**Given exercise**
Copy out each line that has "network" in it.

─── Extracted material

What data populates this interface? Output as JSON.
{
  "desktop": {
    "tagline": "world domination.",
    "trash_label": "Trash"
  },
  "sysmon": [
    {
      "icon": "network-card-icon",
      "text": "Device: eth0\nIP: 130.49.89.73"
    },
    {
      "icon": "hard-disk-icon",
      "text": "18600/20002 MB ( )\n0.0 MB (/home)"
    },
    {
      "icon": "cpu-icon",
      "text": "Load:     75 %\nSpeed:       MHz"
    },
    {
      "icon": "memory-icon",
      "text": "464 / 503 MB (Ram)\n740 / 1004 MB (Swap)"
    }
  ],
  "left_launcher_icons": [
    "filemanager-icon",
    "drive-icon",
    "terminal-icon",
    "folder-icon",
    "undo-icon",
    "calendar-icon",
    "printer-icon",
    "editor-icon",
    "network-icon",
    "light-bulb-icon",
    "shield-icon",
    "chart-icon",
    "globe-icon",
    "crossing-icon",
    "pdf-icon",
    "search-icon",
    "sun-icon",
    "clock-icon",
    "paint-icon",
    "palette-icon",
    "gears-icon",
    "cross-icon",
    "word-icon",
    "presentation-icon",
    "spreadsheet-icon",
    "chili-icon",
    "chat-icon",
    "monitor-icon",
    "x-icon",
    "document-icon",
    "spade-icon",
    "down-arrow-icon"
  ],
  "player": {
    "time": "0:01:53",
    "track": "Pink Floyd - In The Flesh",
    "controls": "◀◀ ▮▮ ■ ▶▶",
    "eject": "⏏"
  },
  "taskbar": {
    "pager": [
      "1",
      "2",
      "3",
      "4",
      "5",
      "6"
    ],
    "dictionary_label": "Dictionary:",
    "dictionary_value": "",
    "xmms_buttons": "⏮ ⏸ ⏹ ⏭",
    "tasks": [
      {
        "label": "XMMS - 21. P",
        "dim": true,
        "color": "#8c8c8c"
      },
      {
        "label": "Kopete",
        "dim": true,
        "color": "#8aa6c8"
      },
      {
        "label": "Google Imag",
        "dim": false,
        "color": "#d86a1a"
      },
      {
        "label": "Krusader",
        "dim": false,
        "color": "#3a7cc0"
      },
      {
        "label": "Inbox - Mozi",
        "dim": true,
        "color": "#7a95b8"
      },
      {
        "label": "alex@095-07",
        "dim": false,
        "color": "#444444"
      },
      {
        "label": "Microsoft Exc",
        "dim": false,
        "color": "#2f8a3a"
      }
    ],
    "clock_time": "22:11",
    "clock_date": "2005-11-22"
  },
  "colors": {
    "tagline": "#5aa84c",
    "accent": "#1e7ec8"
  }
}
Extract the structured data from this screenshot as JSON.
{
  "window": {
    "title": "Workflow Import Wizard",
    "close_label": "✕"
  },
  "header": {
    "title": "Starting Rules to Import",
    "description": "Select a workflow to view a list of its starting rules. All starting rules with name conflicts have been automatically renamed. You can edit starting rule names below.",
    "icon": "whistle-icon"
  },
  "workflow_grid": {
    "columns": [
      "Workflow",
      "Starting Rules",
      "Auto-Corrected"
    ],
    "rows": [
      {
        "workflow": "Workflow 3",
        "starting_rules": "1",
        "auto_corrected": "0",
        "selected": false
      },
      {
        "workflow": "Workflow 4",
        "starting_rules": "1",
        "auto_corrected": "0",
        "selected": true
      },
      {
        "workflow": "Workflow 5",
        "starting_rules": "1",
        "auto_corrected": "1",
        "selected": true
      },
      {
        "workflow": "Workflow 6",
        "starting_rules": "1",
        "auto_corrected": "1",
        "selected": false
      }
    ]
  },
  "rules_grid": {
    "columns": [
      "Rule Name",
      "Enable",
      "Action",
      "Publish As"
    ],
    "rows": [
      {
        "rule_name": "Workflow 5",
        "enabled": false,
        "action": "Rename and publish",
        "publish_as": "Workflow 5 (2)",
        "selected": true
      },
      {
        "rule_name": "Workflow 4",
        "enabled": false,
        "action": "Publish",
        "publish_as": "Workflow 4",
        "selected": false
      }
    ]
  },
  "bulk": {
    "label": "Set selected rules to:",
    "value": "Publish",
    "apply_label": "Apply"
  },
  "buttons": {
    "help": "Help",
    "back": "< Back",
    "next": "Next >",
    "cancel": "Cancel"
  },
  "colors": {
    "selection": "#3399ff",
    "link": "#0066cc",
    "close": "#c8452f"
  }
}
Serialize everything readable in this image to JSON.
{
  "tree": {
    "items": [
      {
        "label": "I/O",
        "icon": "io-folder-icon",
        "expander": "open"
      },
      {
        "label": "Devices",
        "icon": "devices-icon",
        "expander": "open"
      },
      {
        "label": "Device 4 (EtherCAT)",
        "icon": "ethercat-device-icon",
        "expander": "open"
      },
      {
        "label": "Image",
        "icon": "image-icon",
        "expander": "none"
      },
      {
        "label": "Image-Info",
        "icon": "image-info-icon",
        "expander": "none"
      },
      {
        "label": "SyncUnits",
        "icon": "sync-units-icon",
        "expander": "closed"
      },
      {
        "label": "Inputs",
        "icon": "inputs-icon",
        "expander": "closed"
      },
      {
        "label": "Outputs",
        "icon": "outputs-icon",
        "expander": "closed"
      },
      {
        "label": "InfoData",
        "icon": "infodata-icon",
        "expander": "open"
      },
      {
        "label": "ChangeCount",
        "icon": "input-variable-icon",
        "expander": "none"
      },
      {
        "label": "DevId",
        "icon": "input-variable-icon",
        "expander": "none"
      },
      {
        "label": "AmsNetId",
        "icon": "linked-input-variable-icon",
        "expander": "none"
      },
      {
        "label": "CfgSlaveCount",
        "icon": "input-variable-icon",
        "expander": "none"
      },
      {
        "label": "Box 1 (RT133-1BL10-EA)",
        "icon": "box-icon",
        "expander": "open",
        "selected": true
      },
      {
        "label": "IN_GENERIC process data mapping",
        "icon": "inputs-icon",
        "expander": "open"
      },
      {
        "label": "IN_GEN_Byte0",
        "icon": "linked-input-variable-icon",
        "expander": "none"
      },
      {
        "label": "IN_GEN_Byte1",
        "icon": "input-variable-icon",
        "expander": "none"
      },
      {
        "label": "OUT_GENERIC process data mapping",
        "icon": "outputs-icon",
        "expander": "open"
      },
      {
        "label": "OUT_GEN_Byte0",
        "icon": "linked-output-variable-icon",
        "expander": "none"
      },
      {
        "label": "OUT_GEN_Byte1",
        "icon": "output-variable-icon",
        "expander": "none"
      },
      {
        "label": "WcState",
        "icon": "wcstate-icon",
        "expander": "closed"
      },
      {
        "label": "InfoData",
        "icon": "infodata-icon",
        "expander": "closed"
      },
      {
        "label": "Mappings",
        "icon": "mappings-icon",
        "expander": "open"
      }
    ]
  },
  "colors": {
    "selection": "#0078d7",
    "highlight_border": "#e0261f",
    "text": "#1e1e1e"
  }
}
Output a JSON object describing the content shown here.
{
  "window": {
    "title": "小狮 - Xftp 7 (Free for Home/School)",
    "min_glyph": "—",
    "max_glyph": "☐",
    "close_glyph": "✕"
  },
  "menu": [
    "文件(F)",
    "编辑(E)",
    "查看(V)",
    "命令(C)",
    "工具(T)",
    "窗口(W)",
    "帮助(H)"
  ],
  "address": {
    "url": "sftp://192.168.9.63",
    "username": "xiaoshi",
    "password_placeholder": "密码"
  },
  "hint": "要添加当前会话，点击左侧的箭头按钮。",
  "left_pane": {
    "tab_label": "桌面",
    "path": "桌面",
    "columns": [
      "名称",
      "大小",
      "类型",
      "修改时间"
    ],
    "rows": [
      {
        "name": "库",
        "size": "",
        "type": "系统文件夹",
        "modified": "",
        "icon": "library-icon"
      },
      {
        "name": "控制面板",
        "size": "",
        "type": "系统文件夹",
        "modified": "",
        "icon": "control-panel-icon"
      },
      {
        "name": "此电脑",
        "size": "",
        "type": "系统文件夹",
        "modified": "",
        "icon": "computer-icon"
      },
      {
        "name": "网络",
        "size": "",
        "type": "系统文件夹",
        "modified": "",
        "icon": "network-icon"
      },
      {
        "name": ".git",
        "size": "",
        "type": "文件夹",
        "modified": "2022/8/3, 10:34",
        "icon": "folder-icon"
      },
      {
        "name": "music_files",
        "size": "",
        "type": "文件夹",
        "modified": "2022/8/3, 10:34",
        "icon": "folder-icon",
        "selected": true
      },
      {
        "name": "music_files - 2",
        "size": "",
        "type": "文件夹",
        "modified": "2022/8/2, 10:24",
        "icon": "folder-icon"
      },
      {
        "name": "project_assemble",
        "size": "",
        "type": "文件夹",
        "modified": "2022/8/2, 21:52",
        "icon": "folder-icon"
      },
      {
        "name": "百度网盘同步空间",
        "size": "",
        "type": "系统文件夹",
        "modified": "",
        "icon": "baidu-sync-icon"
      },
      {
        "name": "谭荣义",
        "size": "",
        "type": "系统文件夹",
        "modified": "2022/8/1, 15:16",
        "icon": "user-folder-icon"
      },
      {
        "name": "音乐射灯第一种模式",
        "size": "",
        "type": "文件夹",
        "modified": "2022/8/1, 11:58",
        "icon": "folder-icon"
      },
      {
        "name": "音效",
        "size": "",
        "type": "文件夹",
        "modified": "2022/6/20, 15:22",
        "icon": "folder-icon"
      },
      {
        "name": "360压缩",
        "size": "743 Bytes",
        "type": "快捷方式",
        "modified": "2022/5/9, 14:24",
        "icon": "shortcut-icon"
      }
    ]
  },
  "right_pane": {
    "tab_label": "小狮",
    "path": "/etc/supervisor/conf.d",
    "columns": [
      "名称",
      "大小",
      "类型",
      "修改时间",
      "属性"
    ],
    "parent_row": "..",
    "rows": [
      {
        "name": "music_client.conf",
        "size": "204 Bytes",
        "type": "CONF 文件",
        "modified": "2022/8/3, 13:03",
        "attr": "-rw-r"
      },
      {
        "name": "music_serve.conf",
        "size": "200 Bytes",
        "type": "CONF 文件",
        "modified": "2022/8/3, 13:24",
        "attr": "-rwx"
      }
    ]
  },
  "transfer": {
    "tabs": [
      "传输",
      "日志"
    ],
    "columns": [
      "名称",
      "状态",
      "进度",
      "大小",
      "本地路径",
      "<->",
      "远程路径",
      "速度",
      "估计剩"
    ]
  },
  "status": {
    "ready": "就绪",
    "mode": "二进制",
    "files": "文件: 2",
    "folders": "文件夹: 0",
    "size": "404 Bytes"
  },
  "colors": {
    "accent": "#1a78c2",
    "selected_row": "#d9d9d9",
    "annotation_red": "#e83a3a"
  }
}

──────

**Written solution**
      "icon": "network-card-icon",
    "network-icon",
        "icon": "network-icon"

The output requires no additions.